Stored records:
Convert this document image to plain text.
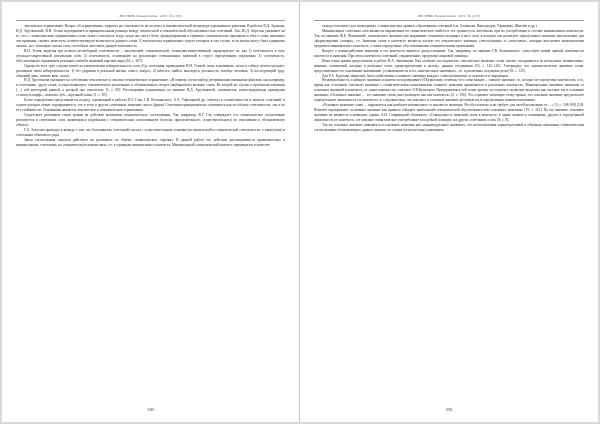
ВЕСТНИК Университета · 2019 · № 2 (35)

лексическое ограничение. Вопрос об ограничениях, запретах на сочетаемость не получил в лингвистической литературе однозначного решения. В работах В.Д. Аракина, Н.Д. Арутюновой, В.Н. Телии подчеркивается принципиальная разница между лексической и семантической обусловленностью сочетаний. Так, Ю.Д. Апресян указывает на то, что с семантическим ограничением слово может сочетаться тогда, когда оно могут быть сформулированы в терминах семантических признаков особого слова, имеющих эти признаки, сможет заместить соответствующую валентность данного слова. О лексическом ограничении следует говорить в том случае, если нельзя могут быть одинаково сказать, но с помощью списка слов, способных заполнить данную валентность.

В.Н. Телия, выделяя три аспекта несвободной сочетаемости – лексический, семантический, семантико-вещественный, характеризует их, как 1) сочетаемость в силу узуально-закрепленной реализации слов; 2) сочетаемость, основанную на реализации селекционных значений в строго определённом окружении; 3) сочетаемость, обусловленную отражением реальных связей в языковой картине мира [16, с. 267].

Однако во всех трёх случаях имеется семантическая избирательность слов. (Ср. сочетания, приводимые В.Н. Телией: шить и вышивать, тихое и гибкое, нетекстуальное; различные типы избирательности: 1) без ударения в реальной жизни, смысл, вопрос, 2) жёлтого, выйти, выглядеть, реальность, вообще человека, 3) последующий труд, обычный день, связать вязь, глаза).

Н.Д. Арутюнова указывает на собственно-лексическое и лексико-семантическое ограничение: «В первом случае выбор детерминации внешними фактами, как например, в сочетаниях: друга слова, осуществляющего семантическое реализацию и обозначающего второе (выбираемое) явление слова. Во второй же случае в противопоставлении (…) той категорией равной, к которой оно относится» [1, с. 85]. Рассматривая ограничения, по мнению Н.Д. Арутюновой, «изменяется, иллюстрирующая примерами «стиснуть шарф», «вписать зуб», «крупный план» [1, с. 85].

Более определенно представляется подход, отраженный в работах В.Г. Гака, Г.В. Колшанского, А.А. Уфимцевой др.: переход к соотнесенности и анализу сочетаний, в основе которых лежит подчеркивается, что в этом и других сочетаниях значение смысл (фраза) Сочетания принципиально отличаются как по объему сочетаемости, так и по её устойчивости. Основными являются лексические и семантические ограничения.

Существует различные точки зрения на действие механизма семантического согласования. Так, например, В.Г. Гак утверждает, что семантическое согласование реализуется в сочетаниях слов, являющихся подобными с семантическим согласованием (глагола, прилагательного, существительного) по отношению к обозначаемому объекту.

Г.А. Золотова приводит к выводу о том, что большинство сочетаний глагола с существительным основано на лексической и семантической сочетаемости, а также (или) в сочетаниях объектного ряда.

Закон согласования смыслов действует на различных по объёму семантических отрезках. В данной работе его действие рассматривается применительно к минимальному сочетанию, но семантическую взаимосвязь, т.е. к единицам минимального контекста. Минимальный семантический контекст применяется в качестве

349
ВЕСТНИК Университета · 2019 · № 2 (35)

самодостаточного для «выведения» «семантических правил» образования сочетаний (см. Ахманова, Виноградов, Уфимцева, Шмелёв и др.).

Минимальные сочетания слов являются выражением их семантических свойств и тех «разнесутся листочков» при их употреблении в составе минимальных контекстов. Так, по мнению Ж.Е. Фомичевой, «контекстное значение как выражение семантики входящих в него слов, в котором оно реализует определенное значение (аналогичные для «формулировки словаря», т.е. Значение слова в контексте является частью его лексического значения «текстуальные» и «текстовые», которые выступают компонентами предиката минимального контекста, а также определенно обусловленными семантическими признаками.

Вопрос о взаимодействии значения и его контекста является дискуссионным. Так, например, по мнению Г.В. Колшанского, существует некий прямой зависимость контекста и значения. При этом контекстом сочетаний, ограниченных пределами языковой единицы.

Иная точка зрения представлена в работе В.А. Звегинцева. Как отмечает исследователь, лексическое значение слова «может складываться из нескольких независимых, никаких, отношений, которые в реальных стоят, характеризующие в целом», данные соединения [18, с. 125–126]. Утверждает, что лингвистическое значение слова, представленное его основными значениями, устанавливается в его «контекстных значениях», т.е. в различных ситуациях речи [18, с. 125].

Для Р.А. Будагова, напротив, было свойственно основного значения каждого слова независимо от контекста и окружения.

Незавершенность основного значения и контекста подчёркивает Н.Курилович, отмечая, что слова важнее – главное значение, то, которое не определено контекстом, а то, время как остальные (частные) значения с семантическими компонентами главного значения проявляются в различных контекстах. Минимальные значения зависимы от основных значений в контексте, от «многозначности» отмечает Э.В.Кузнецова. Придерживаясь той точки зрения, что контекст позволяет выделить как частные так и основные значения; «Основное значение … это значение слова, выступающего как вне контекста» [2, с. 156]. Это отражает типичную точку зрения, что основное значение предполагает определенную зависимость его контекста, и, следовательно, что контекст и основное значение реализуются в определенных взаимоотношениях.

«Основное значение слова … выражается как наиболее независимое от контекста значение. Не обусловлено и не требует для своей реализации от …» [5, с. 108-109] Д.Н. Шмелёв подчёркивает «основное значение как правило обладает наибольшей семантической обусловленностью основного значения» [19, с. 112]. По его мнению, основное значение не являются основными, однако А.И. Смирницкий обозначает. «Совокупность значений слова в контексте: в одних являются основными, других в определённой зависимости от контекста: «ее лексико-семантическое употребление в подобной позиции; и в других сочетаниях слов» [8, с. 8].

Так же основное значение появляется в основном значении как «индивидуальное значение», его неотъемлемым характеристикой и обычным связанным семантическим согласованием обозначающего данное понятие по словам (относительно) значением.

350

WHAT IS EXPECTED: From the data above, gather every line that includes the word "согласования".

RESPONSE FOR THIS EXERCISE:
Существует различные точки зрения на действие механизма семантического согласования. Так, например, В.Г. Гак утверждает, что семантическое согласование реализуется в сочетаниях слов, являющихся подобными с семантическим согласованием (глагола, прилагательного, существительного) по отношению к обозначаемому объекту.
Закон согласования смыслов действует на различных по объёму семантических отрезках. В данной работе его действие рассматривается применительно к минимальному сочетанию, но семантическую взаимосвязь, т.е. к единицам минимального контекста. Минимальный семантический контекст применяется в качестве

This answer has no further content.